-- Document segment start --

March 10th, 2011 by Marc Opperman

I really like radishes. And the more peppery they are, the better. Store-bought radishes – even organically-produced ones – generally fail to have any “heat” and usually don’t interest me, falling in the category of ornamental filler for salads as far as I’m concerned.

Radishes

Radishes

But I am sort of wondering if I didn’t go overboard with planting radishes. Between yesterday and this morning I harvested over 55 radishes, most of them the cherubic cherry belle variety, with a dozen or so French breakfast for diversity. The cherry belles are a little sweet, but full of pepperiness, while the French breakfasts are more mild-tasting.

Cherry belle:

Radishes

Since I’m the pretty much the household’s only consumer of radishes in quantity, I’m going to have to find some lucky outsiders with whom to share the wealth.

-- Document segment end --
-- Dataset rows start --

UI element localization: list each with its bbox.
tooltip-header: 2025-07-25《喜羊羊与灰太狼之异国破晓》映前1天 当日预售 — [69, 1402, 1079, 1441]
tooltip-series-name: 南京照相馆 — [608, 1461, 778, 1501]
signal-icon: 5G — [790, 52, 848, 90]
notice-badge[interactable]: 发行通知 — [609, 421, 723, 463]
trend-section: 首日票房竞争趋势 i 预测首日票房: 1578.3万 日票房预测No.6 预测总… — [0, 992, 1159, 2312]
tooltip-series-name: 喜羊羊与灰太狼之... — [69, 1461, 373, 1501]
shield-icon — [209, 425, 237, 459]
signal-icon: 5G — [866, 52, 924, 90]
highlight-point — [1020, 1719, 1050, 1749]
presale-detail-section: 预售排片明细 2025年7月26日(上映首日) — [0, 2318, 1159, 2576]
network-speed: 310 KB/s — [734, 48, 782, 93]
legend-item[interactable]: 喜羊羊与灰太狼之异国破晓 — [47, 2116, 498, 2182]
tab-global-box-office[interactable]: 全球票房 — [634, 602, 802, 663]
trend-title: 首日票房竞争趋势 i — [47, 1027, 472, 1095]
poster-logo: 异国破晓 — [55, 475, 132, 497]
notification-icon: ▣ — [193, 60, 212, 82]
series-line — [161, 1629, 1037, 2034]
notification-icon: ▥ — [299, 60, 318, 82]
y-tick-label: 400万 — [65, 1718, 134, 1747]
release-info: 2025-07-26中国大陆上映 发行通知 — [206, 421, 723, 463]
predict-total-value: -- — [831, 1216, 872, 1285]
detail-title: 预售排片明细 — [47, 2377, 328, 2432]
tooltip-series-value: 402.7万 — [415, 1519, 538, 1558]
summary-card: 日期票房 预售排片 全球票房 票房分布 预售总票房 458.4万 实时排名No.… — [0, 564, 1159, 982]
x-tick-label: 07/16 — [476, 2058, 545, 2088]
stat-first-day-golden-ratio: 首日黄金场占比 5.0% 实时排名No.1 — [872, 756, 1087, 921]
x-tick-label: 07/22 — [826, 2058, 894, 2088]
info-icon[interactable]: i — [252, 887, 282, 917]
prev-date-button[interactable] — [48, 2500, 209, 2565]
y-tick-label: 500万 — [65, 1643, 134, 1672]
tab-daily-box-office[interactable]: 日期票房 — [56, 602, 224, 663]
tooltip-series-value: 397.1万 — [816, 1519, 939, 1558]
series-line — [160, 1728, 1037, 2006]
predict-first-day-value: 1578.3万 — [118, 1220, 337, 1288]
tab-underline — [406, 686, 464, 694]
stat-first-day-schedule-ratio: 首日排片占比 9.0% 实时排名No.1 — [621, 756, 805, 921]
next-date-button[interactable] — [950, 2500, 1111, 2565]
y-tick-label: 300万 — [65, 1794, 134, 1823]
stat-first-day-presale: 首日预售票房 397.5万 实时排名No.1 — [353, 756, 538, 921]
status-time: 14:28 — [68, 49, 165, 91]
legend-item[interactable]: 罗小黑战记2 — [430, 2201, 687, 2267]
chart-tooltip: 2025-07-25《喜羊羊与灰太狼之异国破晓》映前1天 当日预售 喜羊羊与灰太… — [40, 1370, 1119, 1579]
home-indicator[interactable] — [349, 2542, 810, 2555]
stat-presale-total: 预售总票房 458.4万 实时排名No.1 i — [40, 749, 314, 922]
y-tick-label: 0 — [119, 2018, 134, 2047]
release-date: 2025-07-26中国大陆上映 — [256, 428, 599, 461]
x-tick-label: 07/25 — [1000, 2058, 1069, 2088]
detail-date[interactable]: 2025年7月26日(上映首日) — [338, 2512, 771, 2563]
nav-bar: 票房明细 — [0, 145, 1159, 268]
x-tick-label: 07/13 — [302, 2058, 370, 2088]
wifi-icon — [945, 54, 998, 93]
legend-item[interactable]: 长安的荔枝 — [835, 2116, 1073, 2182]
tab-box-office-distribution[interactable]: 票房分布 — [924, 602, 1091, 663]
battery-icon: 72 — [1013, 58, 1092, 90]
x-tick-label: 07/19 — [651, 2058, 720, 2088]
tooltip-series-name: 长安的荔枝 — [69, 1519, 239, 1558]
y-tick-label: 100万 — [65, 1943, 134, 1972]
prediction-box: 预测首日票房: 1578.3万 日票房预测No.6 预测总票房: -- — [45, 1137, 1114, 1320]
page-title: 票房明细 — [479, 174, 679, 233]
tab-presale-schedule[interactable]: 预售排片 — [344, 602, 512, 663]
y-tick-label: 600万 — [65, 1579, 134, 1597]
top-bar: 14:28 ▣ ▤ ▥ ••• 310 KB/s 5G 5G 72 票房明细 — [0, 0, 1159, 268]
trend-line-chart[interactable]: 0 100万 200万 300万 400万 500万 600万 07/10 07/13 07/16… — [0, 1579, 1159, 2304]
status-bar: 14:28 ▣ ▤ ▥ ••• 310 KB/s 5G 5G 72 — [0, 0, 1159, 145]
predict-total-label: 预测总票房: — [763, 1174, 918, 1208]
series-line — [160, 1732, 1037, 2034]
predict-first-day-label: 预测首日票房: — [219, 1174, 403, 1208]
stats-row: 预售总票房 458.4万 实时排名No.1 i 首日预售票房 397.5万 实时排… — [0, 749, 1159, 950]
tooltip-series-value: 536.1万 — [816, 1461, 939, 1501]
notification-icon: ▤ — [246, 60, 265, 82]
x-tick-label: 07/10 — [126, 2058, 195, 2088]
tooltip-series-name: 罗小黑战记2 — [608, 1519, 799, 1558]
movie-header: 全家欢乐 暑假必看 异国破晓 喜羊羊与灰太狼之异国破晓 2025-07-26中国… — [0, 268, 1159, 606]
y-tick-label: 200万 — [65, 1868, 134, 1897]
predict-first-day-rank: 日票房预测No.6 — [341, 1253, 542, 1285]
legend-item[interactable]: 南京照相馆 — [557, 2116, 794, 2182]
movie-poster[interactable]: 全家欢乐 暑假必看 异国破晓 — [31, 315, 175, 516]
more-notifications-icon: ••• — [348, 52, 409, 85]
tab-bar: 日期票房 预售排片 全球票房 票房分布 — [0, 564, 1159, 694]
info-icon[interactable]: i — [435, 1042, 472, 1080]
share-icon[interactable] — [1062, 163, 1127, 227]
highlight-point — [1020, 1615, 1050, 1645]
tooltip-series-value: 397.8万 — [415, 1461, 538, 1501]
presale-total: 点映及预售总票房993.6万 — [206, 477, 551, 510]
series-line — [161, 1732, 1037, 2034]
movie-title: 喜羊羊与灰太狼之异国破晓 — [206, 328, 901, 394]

-- Dataset rows end --

Task list:
#1 Swap "pepperiness" for "spiciness" in the stretch of the radish post from "But I am sort" through "share the wealth.", and give that stretch.
#2 Carry on writing the radish post, starting after its last sentence.

Results for each task:
#1
But I am sort of wondering if I didn’t go overboard with planting radishes. Between yesterday and this morning I harvested over 55 radishes, most of them the cherubic cherry belle variety, with a dozen or so French breakfast for diversity. The cherry belles are a little sweet, but full of spiciness, while the French breakfasts are more mild-tasting.

Cherry belle:

Radishes

Since I’m the pretty much the household’s only consumer of radishes in quantity, I’m going to have to find some lucky outsiders with whom to share the wealth.

#2
As a side note, about 10% of the cherry belles I picked had split right at the root at the base of the bulb, exposing the white innards. In most cases this didn’t affect the edibility or taste at all… just cosmetic. In a few cases it appears this promoted a little rot. This was easy to scrape or cut away, and the remainder was still tasty. I’ve read there are possibly two causes for this: waiting too long to harvest the radish, or watering too much after a drier period. The bulb attempts to store too much water and splits as a result. Consistent, even watering is supposed to help this.